SHORT PROBLEM:
Each record below should be output verbatim, without pictures.

Records that describe figures
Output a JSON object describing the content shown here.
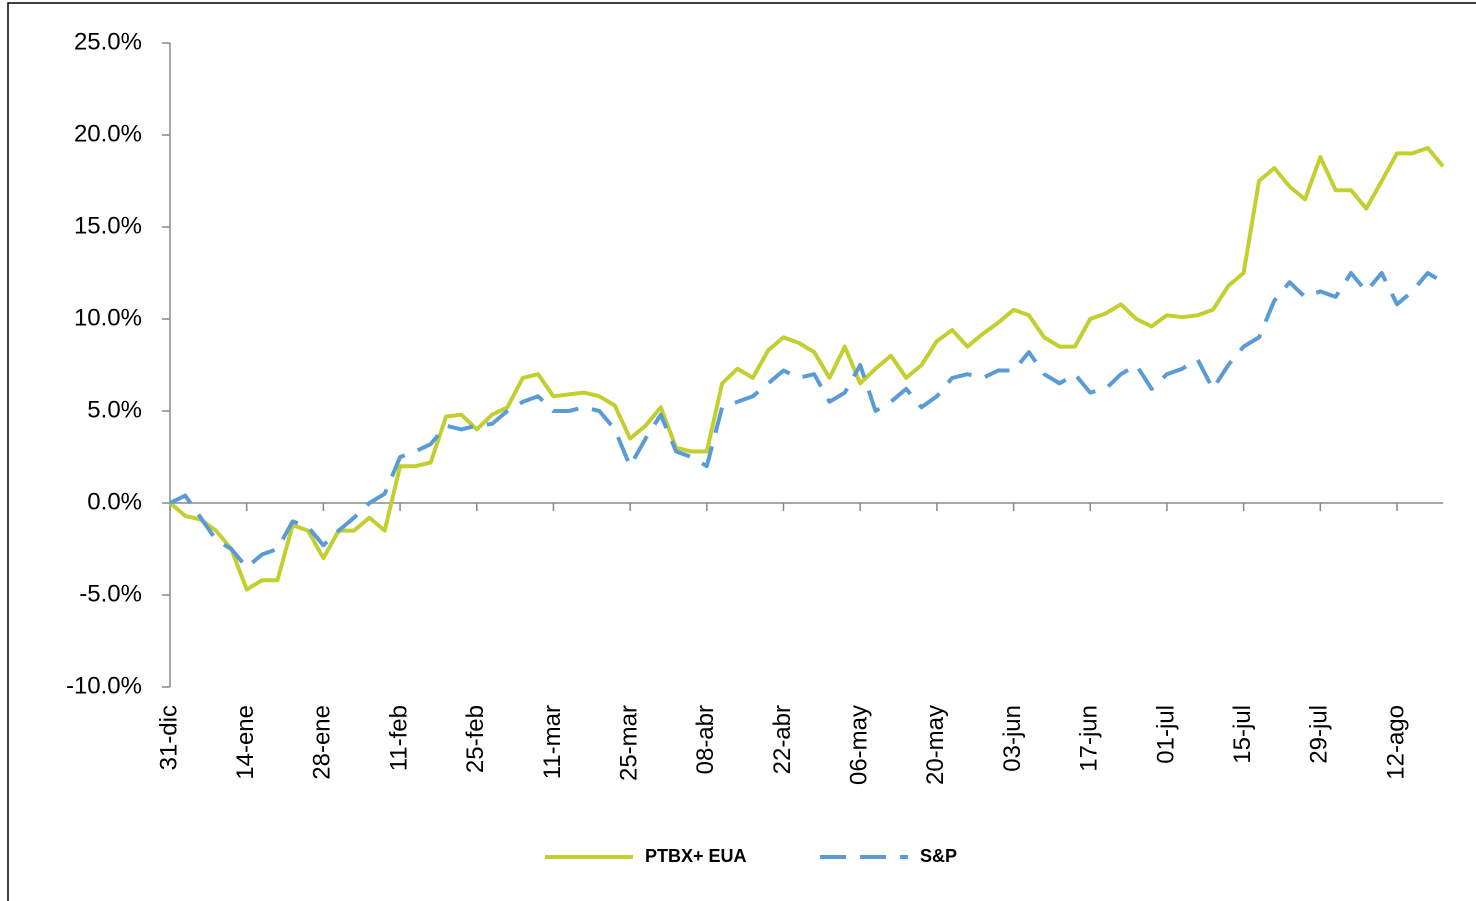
{
  "chart_data": {
    "type": "line",
    "categories": [
      "31-dic",
      null,
      null,
      null,
      null,
      "14-ene",
      null,
      null,
      null,
      null,
      "28-ene",
      null,
      null,
      null,
      null,
      "11-feb",
      null,
      null,
      null,
      null,
      "25-feb",
      null,
      null,
      null,
      null,
      "11-mar",
      null,
      null,
      null,
      null,
      "25-mar",
      null,
      null,
      null,
      null,
      "08-abr",
      null,
      null,
      null,
      null,
      "22-abr",
      null,
      null,
      null,
      null,
      "06-may",
      null,
      null,
      null,
      null,
      "20-may",
      null,
      null,
      null,
      null,
      "03-jun",
      null,
      null,
      null,
      null,
      "17-jun",
      null,
      null,
      null,
      null,
      "01-jul",
      null,
      null,
      null,
      null,
      "15-jul",
      null,
      null,
      null,
      null,
      "29-jul",
      null,
      null,
      null,
      null,
      "12-ago",
      null,
      null,
      null
    ],
    "series": [
      {
        "name": "PTBX+ EUA",
        "color": "#c3cf2f",
        "dashed": false,
        "values": [
          0,
          -0.7,
          -0.9,
          -1.5,
          -2.5,
          -4.7,
          -4.2,
          -4.2,
          -1.2,
          -1.5,
          -3.0,
          -1.5,
          -1.5,
          -0.8,
          -1.5,
          2.0,
          2.0,
          2.2,
          4.7,
          4.8,
          4.0,
          4.8,
          5.2,
          6.8,
          7.0,
          5.8,
          5.9,
          6.0,
          5.8,
          5.3,
          3.5,
          4.2,
          5.2,
          3.0,
          2.8,
          2.8,
          6.5,
          7.3,
          6.8,
          8.3,
          9.0,
          8.7,
          8.2,
          6.8,
          8.5,
          6.5,
          7.3,
          8.0,
          6.8,
          7.5,
          8.8,
          9.4,
          8.5,
          9.2,
          9.8,
          10.5,
          10.2,
          9.0,
          8.5,
          8.5,
          10.0,
          10.3,
          10.8,
          10.0,
          9.6,
          10.2,
          10.1,
          10.2,
          10.5,
          11.8,
          12.5,
          17.5,
          18.2,
          17.2,
          16.5,
          18.8,
          17.0,
          17.0,
          16.0,
          17.5,
          19.0,
          19.0,
          19.3,
          18.3
        ]
      },
      {
        "name": "S&P",
        "color": "#5b9bd5",
        "dashed": true,
        "values": [
          0,
          0.4,
          -0.8,
          -2.0,
          -2.5,
          -3.5,
          -2.8,
          -2.5,
          -1.0,
          -1.3,
          -2.3,
          -1.5,
          -0.8,
          0.0,
          0.5,
          2.5,
          2.8,
          3.2,
          4.2,
          4.0,
          4.2,
          4.3,
          5.0,
          5.5,
          5.8,
          5.0,
          5.0,
          5.2,
          5.0,
          4.0,
          2.0,
          3.5,
          4.8,
          2.8,
          2.5,
          2.0,
          5.2,
          5.5,
          5.8,
          6.5,
          7.2,
          6.8,
          7.0,
          5.5,
          6.0,
          7.5,
          5.0,
          5.5,
          6.2,
          5.2,
          5.8,
          6.8,
          7.0,
          6.8,
          7.2,
          7.2,
          8.2,
          7.0,
          6.5,
          7.0,
          6.0,
          6.2,
          7.0,
          7.5,
          6.2,
          7.0,
          7.3,
          7.8,
          6.2,
          7.5,
          8.5,
          9.0,
          11.0,
          12.0,
          11.2,
          11.5,
          11.2,
          12.5,
          11.5,
          12.5,
          10.8,
          11.5,
          12.5,
          12.0
        ]
      }
    ],
    "ylim": [
      -10,
      25
    ],
    "yticks": [
      {
        "value": -10,
        "label": "-10.0%"
      },
      {
        "value": -5,
        "label": "-5.0%"
      },
      {
        "value": 0,
        "label": "0.0%"
      },
      {
        "value": 5,
        "label": "5.0%"
      },
      {
        "value": 10,
        "label": "10.0%"
      },
      {
        "value": 15,
        "label": "15.0%"
      },
      {
        "value": 20,
        "label": "20.0%"
      },
      {
        "value": 25,
        "label": "25.0%"
      }
    ],
    "legend": "bottom"
  }
}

RESPONSE:
Output a JSON object describing the content shown here.
{
  "chart_data": {
    "type": "line",
    "categories": [
      "31-dic",
      null,
      null,
      null,
      null,
      "14-ene",
      null,
      null,
      null,
      null,
      "28-ene",
      null,
      null,
      null,
      null,
      "11-feb",
      null,
      null,
      null,
      null,
      "25-feb",
      null,
      null,
      null,
      null,
      "11-mar",
      null,
      null,
      null,
      null,
      "25-mar",
      null,
      null,
      null,
      null,
      "08-abr",
      null,
      null,
      null,
      null,
      "22-abr",
      null,
      null,
      null,
      null,
      "06-may",
      null,
      null,
      null,
      null,
      "20-may",
      null,
      null,
      null,
      null,
      "03-jun",
      null,
      null,
      null,
      null,
      "17-jun",
      null,
      null,
      null,
      null,
      "01-jul",
      null,
      null,
      null,
      null,
      "15-jul",
      null,
      null,
      null,
      null,
      "29-jul",
      null,
      null,
      null,
      null,
      "12-ago",
      null,
      null,
      null
    ],
    "series": [
      {
        "name": "PTBX+ EUA",
        "color": "#c3cf2f",
        "dashed": false,
        "values": [
          0,
          -0.7,
          -0.9,
          -1.5,
          -2.5,
          -4.7,
          -4.2,
          -4.2,
          -1.2,
          -1.5,
          -3.0,
          -1.5,
          -1.5,
          -0.8,
          -1.5,
          2.0,
          2.0,
          2.2,
          4.7,
          4.8,
          4.0,
          4.8,
          5.2,
          6.8,
          7.0,
          5.8,
          5.9,
          6.0,
          5.8,
          5.3,
          3.5,
          4.2,
          5.2,
          3.0,
          2.8,
          2.8,
          6.5,
          7.3,
          6.8,
          8.3,
          9.0,
          8.7,
          8.2,
          6.8,
          8.5,
          6.5,
          7.3,
          8.0,
          6.8,
          7.5,
          8.8,
          9.4,
          8.5,
          9.2,
          9.8,
          10.5,
          10.2,
          9.0,
          8.5,
          8.5,
          10.0,
          10.3,
          10.8,
          10.0,
          9.6,
          10.2,
          10.1,
          10.2,
          10.5,
          11.8,
          12.5,
          17.5,
          18.2,
          17.2,
          16.5,
          18.8,
          17.0,
          17.0,
          16.0,
          17.5,
          19.0,
          19.0,
          19.3,
          18.3
        ]
      },
      {
        "name": "S&P",
        "color": "#5b9bd5",
        "dashed": true,
        "values": [
          0,
          0.4,
          -0.8,
          -2.0,
          -2.5,
          -3.5,
          -2.8,
          -2.5,
          -1.0,
          -1.3,
          -2.3,
          -1.5,
          -0.8,
          0.0,
          0.5,
          2.5,
          2.8,
          3.2,
          4.2,
          4.0,
          4.2,
          4.3,
          5.0,
          5.5,
          5.8,
          5.0,
          5.0,
          5.2,
          5.0,
          4.0,
          2.0,
          3.5,
          4.8,
          2.8,
          2.5,
          2.0,
          5.2,
          5.5,
          5.8,
          6.5,
          7.2,
          6.8,
          7.0,
          5.5,
          6.0,
          7.5,
          5.0,
          5.5,
          6.2,
          5.2,
          5.8,
          6.8,
          7.0,
          6.8,
          7.2,
          7.2,
          8.2,
          7.0,
          6.5,
          7.0,
          6.0,
          6.2,
          7.0,
          7.5,
          6.2,
          7.0,
          7.3,
          7.8,
          6.2,
          7.5,
          8.5,
          9.0,
          11.0,
          12.0,
          11.2,
          11.5,
          11.2,
          12.5,
          11.5,
          12.5,
          10.8,
          11.5,
          12.5,
          12.0
        ]
      }
    ],
    "ylim": [
      -10,
      25
    ],
    "yticks": [
      {
        "value": -10,
        "label": "-10.0%"
      },
      {
        "value": -5,
        "label": "-5.0%"
      },
      {
        "value": 0,
        "label": "0.0%"
      },
      {
        "value": 5,
        "label": "5.0%"
      },
      {
        "value": 10,
        "label": "10.0%"
      },
      {
        "value": 15,
        "label": "15.0%"
      },
      {
        "value": 20,
        "label": "20.0%"
      },
      {
        "value": 25,
        "label": "25.0%"
      }
    ],
    "legend": "bottom"
  }
}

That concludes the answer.